## Material for this exercise
------------------------------------------------------------
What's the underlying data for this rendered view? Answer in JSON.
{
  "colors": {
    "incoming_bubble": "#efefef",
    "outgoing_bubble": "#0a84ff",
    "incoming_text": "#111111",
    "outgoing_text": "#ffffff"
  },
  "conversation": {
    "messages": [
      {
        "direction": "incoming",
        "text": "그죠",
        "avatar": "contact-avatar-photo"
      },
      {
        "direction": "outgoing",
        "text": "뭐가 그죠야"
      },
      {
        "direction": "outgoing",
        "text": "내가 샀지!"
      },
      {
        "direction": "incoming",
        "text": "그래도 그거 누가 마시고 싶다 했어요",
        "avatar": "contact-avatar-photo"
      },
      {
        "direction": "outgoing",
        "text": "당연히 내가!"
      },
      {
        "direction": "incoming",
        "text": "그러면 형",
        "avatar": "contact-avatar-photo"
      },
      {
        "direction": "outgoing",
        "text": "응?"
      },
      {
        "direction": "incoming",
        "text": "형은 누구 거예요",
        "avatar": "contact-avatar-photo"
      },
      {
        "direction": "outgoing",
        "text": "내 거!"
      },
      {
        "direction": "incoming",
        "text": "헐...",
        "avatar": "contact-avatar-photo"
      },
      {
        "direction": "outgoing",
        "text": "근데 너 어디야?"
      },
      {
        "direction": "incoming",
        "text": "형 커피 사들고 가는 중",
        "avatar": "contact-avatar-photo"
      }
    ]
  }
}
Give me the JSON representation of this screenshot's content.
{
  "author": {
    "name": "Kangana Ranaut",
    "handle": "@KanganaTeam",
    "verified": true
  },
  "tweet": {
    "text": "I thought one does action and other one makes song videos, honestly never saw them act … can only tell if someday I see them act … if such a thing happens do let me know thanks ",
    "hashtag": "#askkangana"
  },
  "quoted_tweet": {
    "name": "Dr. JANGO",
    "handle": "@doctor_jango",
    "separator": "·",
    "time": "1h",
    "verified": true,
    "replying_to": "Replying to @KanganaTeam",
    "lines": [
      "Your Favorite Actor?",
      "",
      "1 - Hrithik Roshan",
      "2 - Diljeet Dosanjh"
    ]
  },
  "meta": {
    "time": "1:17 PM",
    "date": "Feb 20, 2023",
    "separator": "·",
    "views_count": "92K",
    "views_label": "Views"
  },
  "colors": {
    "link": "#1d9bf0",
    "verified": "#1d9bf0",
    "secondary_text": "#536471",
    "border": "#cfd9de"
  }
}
------------------------------------------------------------
## Problem to work on
Reproduce the data in full, exactly as presented.

## Solution to this problem
What's the underlying data for this rendered view? Answer in JSON.
{
  "colors": {
    "incoming_bubble": "#efefef",
    "outgoing_bubble": "#0a84ff",
    "incoming_text": "#111111",
    "outgoing_text": "#ffffff"
  },
  "conversation": {
    "messages": [
      {
        "direction": "incoming",
        "text": "그죠",
        "avatar": "contact-avatar-photo"
      },
      {
        "direction": "outgoing",
        "text": "뭐가 그죠야"
      },
      {
        "direction": "outgoing",
        "text": "내가 샀지!"
      },
      {
        "direction": "incoming",
        "text": "그래도 그거 누가 마시고 싶다 했어요",
        "avatar": "contact-avatar-photo"
      },
      {
        "direction": "outgoing",
        "text": "당연히 내가!"
      },
      {
        "direction": "incoming",
        "text": "그러면 형",
        "avatar": "contact-avatar-photo"
      },
      {
        "direction": "outgoing",
        "text": "응?"
      },
      {
        "direction": "incoming",
        "text": "형은 누구 거예요",
        "avatar": "contact-avatar-photo"
      },
      {
        "direction": "outgoing",
        "text": "내 거!"
      },
      {
        "direction": "incoming",
        "text": "헐...",
        "avatar": "contact-avatar-photo"
      },
      {
        "direction": "outgoing",
        "text": "근데 너 어디야?"
      },
      {
        "direction": "incoming",
        "text": "형 커피 사들고 가는 중",
        "avatar": "contact-avatar-photo"
      }
    ]
  }
}
Give me the JSON representation of this screenshot's content.
{
  "author": {
    "name": "Kangana Ranaut",
    "handle": "@KanganaTeam",
    "verified": true
  },
  "tweet": {
    "text": "I thought one does action and other one makes song videos, honestly never saw them act … can only tell if someday I see them act … if such a thing happens do let me know thanks ",
    "hashtag": "#askkangana"
  },
  "quoted_tweet": {
    "name": "Dr. JANGO",
    "handle": "@doctor_jango",
    "separator": "·",
    "time": "1h",
    "verified": true,
    "replying_to": "Replying to @KanganaTeam",
    "lines": [
      "Your Favorite Actor?",
      "",
      "1 - Hrithik Roshan",
      "2 - Diljeet Dosanjh"
    ]
  },
  "meta": {
    "time": "1:17 PM",
    "date": "Feb 20, 2023",
    "separator": "·",
    "views_count": "92K",
    "views_label": "Views"
  },
  "colors": {
    "link": "#1d9bf0",
    "verified": "#1d9bf0",
    "secondary_text": "#536471",
    "border": "#cfd9de"
  }
}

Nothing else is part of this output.